* [What is asked]:
Can you retype every record below exactly as written?

[Collected data]
-- start --

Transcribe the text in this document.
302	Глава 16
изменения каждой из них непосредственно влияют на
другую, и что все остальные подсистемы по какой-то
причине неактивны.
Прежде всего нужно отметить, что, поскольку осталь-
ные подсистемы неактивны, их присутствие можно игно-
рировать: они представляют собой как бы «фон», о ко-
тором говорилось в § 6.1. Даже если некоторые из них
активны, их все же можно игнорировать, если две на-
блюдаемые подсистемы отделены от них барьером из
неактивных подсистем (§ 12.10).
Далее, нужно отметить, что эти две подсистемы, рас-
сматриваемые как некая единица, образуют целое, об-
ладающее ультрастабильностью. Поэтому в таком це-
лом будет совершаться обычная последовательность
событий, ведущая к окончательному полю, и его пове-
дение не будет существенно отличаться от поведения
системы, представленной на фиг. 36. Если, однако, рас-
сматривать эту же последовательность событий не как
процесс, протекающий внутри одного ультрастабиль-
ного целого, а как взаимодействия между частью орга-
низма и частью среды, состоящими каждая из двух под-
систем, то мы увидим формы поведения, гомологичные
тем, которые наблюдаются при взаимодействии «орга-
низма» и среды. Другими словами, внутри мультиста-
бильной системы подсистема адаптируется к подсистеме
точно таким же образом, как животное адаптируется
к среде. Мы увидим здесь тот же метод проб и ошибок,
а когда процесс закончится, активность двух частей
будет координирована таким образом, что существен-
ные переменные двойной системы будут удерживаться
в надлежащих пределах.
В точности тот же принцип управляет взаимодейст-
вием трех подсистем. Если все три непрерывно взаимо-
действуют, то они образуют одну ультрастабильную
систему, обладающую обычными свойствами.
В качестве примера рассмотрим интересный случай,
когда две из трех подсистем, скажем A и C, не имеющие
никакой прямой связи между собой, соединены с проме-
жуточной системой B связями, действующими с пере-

-- end --

* [Full output]:
Transcribe the text in this document.
302	Глава 16
изменения каждой из них непосредственно влияют на
другую, и что все остальные подсистемы по какой-то
причине неактивны.
Прежде всего нужно отметить, что, поскольку осталь-
ные подсистемы неактивны, их присутствие можно игно-
рировать: они представляют собой как бы «фон», о ко-
тором говорилось в § 6.1. Даже если некоторые из них
активны, их все же можно игнорировать, если две на-
блюдаемые подсистемы отделены от них барьером из
неактивных подсистем (§ 12.10).
Далее, нужно отметить, что эти две подсистемы, рас-
сматриваемые как некая единица, образуют целое, об-
ладающее ультрастабильностью. Поэтому в таком це-
лом будет совершаться обычная последовательность
событий, ведущая к окончательному полю, и его пове-
дение не будет существенно отличаться от поведения
системы, представленной на фиг. 36. Если, однако, рас-
сматривать эту же последовательность событий не как
процесс, протекающий внутри одного ультрастабиль-
ного целого, а как взаимодействия между частью орга-
низма и частью среды, состоящими каждая из двух под-
систем, то мы увидим формы поведения, гомологичные
тем, которые наблюдаются при взаимодействии «орга-
низма» и среды. Другими словами, внутри мультиста-
бильной системы подсистема адаптируется к подсистеме
точно таким же образом, как животное адаптируется
к среде. Мы увидим здесь тот же метод проб и ошибок,
а когда процесс закончится, активность двух частей
будет координирована таким образом, что существен-
ные переменные двойной системы будут удерживаться
в надлежащих пределах.
В точности тот же принцип управляет взаимодейст-
вием трех подсистем. Если все три непрерывно взаимо-
действуют, то они образуют одну ультрастабильную
систему, обладающую обычными свойствами.
В качестве примера рассмотрим интересный случай,
когда две из трех подсистем, скажем A и C, не имеющие
никакой прямой связи между собой, соединены с проме-
жуточной системой B связями, действующими с пере-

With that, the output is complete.